REQUEST.
List every line below containing "variables".

-----

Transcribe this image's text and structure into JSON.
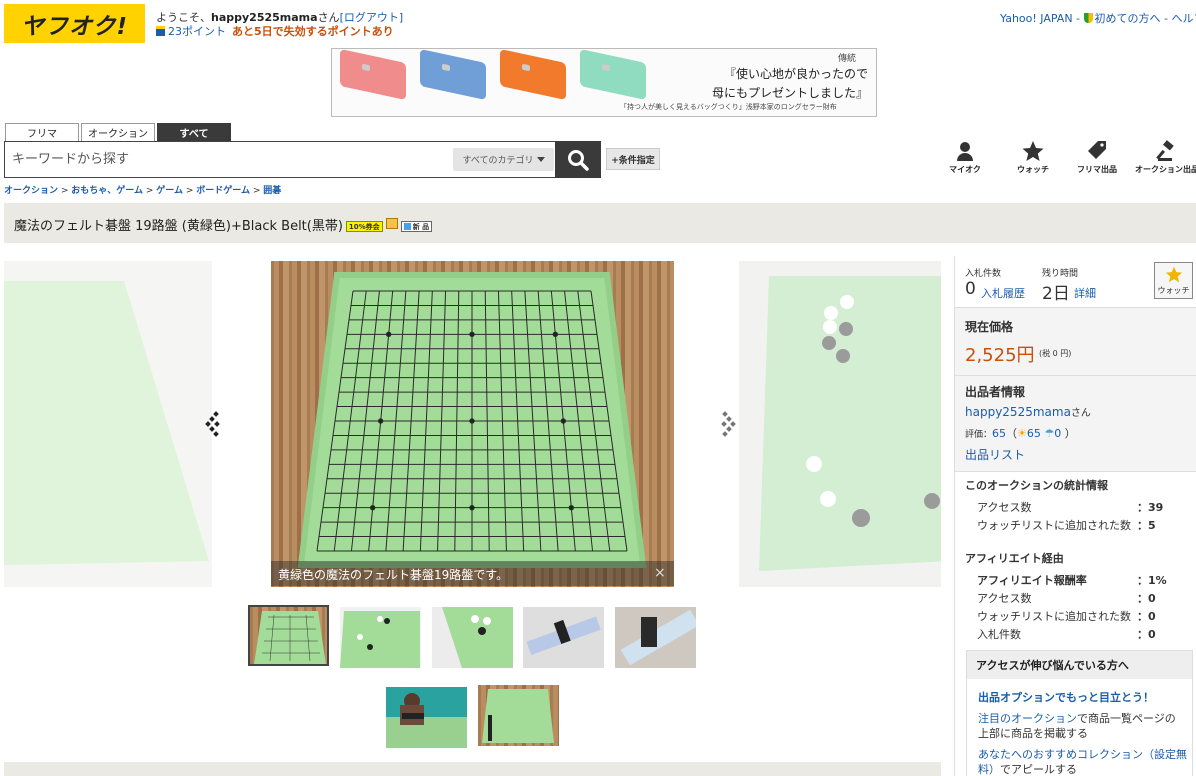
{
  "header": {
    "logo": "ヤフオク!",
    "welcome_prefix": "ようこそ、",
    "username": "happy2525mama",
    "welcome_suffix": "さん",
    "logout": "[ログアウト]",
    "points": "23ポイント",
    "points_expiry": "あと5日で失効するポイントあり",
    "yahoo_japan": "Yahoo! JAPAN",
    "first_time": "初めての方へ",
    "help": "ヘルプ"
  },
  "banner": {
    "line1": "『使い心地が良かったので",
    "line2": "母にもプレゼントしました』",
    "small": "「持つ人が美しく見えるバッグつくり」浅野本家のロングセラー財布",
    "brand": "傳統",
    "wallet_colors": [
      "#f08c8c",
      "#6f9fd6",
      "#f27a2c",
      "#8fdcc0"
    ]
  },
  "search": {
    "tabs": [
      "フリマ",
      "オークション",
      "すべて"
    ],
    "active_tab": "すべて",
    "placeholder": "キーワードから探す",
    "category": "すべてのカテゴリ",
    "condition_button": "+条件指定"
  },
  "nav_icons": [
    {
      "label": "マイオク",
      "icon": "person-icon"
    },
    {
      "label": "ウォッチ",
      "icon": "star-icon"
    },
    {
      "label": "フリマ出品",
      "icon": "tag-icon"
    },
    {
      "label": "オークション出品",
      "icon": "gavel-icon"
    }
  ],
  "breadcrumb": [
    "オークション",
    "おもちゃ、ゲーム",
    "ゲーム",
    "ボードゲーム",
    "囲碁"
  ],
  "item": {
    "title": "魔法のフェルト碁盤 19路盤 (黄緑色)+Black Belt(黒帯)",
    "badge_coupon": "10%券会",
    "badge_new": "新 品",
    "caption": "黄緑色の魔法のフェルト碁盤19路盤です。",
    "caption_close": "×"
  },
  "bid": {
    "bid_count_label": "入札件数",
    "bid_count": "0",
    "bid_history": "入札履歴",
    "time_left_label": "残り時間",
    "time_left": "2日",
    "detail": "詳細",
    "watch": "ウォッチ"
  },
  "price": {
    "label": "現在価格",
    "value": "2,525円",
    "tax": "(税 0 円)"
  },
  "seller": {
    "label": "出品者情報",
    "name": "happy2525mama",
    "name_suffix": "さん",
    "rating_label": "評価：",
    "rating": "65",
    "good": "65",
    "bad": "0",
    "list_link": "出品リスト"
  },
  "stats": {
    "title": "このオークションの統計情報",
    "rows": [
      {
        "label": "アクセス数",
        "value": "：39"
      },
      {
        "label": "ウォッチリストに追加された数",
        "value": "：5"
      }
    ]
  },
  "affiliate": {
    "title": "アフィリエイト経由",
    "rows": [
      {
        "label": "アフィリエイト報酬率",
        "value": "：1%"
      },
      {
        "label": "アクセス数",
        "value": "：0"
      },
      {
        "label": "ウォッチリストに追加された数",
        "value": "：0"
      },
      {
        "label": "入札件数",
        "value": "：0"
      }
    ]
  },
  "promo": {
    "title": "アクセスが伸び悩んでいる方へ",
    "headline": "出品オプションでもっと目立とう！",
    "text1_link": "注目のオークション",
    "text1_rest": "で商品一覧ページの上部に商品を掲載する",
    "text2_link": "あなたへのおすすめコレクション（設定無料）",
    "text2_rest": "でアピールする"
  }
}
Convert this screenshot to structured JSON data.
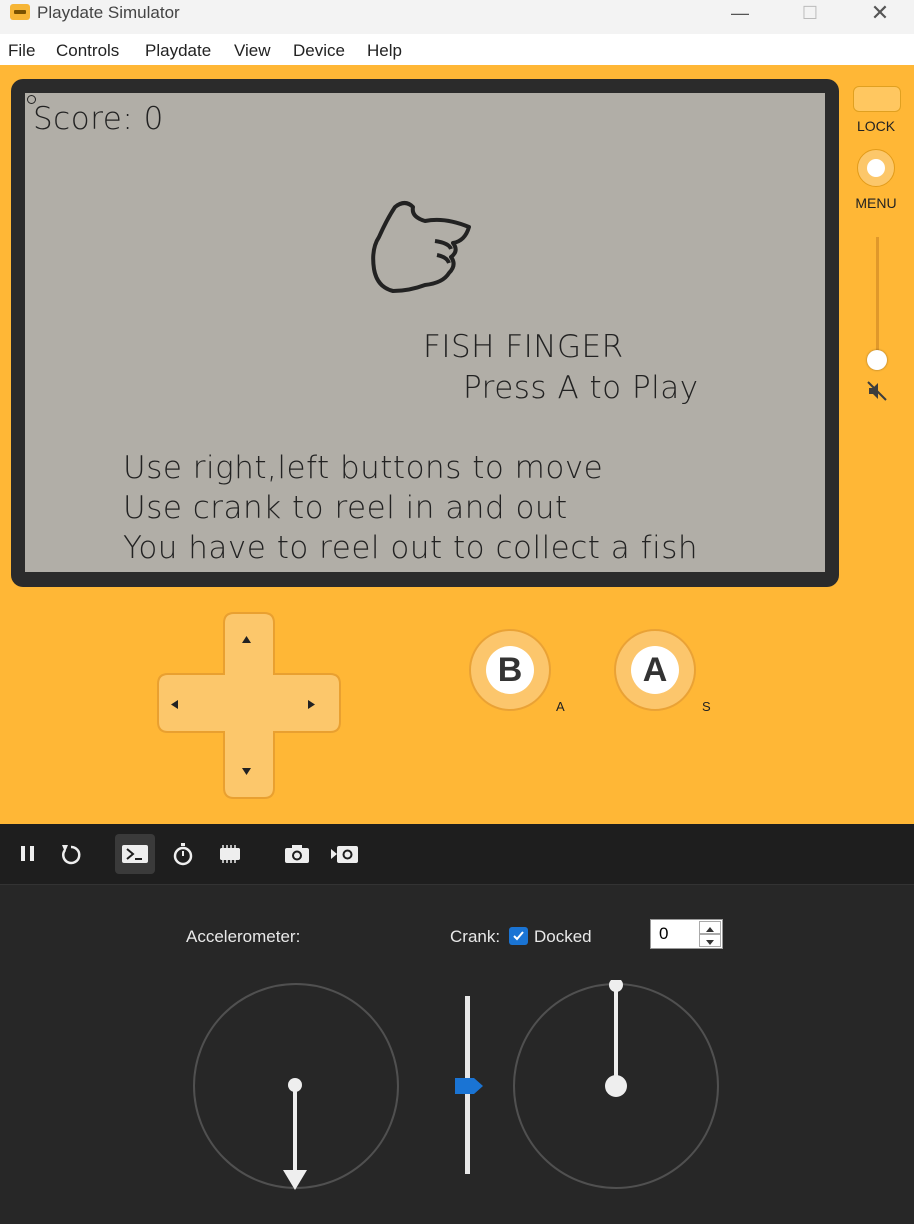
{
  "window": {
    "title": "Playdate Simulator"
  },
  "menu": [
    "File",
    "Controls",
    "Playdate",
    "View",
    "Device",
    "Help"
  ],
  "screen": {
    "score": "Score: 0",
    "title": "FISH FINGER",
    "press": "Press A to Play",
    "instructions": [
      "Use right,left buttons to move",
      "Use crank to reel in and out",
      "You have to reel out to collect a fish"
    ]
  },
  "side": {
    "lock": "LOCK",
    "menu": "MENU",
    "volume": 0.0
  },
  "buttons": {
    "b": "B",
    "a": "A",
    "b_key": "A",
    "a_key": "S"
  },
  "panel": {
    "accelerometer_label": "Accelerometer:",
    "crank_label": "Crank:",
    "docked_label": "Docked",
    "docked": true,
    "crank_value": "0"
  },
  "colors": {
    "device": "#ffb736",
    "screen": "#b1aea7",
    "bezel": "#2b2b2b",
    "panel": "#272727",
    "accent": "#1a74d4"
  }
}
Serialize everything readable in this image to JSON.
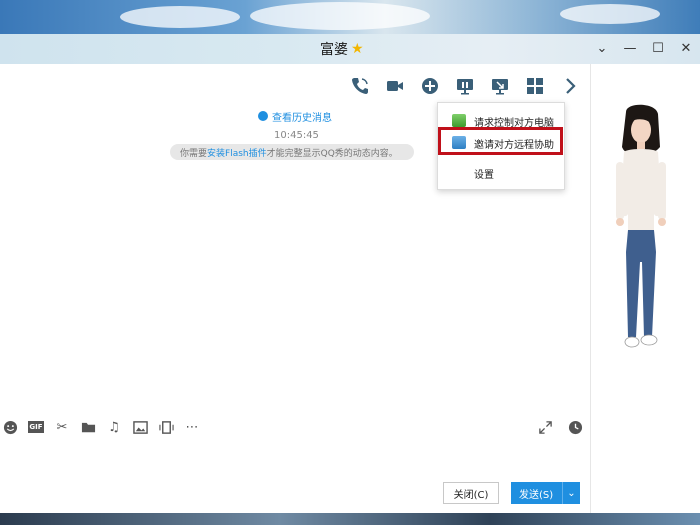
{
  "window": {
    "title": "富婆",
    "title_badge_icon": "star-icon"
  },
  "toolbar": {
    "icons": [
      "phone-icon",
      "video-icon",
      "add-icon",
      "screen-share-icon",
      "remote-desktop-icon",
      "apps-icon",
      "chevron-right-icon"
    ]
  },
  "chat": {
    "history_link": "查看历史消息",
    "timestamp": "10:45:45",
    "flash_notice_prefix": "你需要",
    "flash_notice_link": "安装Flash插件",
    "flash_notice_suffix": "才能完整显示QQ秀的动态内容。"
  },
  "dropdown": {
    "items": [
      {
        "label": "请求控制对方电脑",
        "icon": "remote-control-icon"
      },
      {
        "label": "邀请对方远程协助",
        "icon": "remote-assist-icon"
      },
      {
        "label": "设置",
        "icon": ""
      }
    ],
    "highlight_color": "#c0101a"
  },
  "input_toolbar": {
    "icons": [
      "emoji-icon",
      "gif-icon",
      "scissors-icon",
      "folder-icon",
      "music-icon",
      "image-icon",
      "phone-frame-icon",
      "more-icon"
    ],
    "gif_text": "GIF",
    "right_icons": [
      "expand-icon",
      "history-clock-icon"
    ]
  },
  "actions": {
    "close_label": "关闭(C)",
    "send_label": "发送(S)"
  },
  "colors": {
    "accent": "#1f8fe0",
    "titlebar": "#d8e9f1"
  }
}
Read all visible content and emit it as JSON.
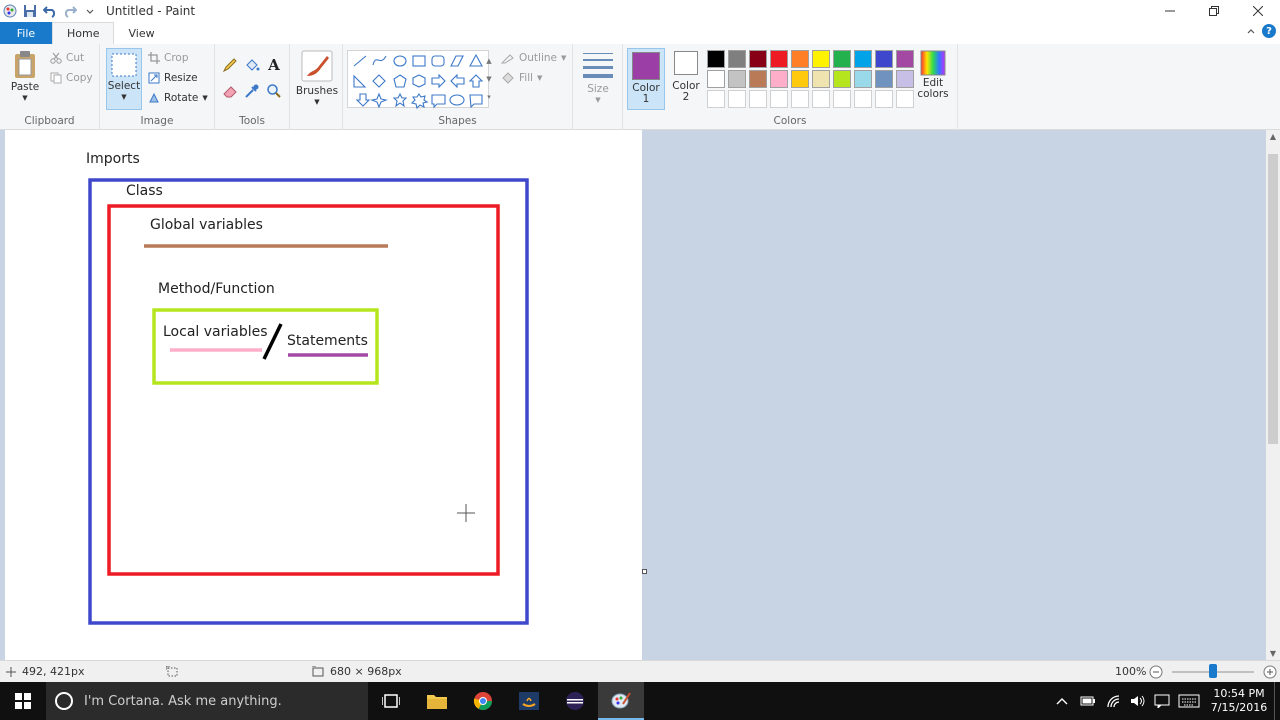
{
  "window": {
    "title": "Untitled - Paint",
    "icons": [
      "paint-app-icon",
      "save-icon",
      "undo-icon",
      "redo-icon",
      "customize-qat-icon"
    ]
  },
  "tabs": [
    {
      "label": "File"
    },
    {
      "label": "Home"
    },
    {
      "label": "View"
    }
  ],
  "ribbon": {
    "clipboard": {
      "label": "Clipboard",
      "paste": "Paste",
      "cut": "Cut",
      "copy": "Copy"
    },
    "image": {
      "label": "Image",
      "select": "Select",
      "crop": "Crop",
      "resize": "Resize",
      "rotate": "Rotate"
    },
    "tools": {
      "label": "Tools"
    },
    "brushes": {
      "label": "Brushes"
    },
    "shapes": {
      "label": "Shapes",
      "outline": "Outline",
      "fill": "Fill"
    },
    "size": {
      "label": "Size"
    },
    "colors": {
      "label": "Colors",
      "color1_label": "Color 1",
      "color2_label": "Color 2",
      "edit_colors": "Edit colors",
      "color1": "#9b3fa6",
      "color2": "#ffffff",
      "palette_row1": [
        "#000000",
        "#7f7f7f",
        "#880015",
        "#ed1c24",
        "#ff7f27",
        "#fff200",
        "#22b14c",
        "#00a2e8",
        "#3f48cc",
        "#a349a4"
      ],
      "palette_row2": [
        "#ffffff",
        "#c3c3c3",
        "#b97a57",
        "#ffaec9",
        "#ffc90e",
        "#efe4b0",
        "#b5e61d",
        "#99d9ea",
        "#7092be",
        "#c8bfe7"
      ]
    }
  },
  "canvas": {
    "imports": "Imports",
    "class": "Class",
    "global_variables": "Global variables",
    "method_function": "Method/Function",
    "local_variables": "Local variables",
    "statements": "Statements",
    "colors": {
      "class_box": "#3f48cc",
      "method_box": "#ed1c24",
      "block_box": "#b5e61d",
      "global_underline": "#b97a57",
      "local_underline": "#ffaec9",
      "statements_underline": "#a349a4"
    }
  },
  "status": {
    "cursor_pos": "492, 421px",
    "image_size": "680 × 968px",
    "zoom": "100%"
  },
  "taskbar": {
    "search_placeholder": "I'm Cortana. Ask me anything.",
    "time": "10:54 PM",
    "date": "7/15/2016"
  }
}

-----

COMPLETED TASK.
    "global_variables": "Global variables",
    "local_variables": "Local variables",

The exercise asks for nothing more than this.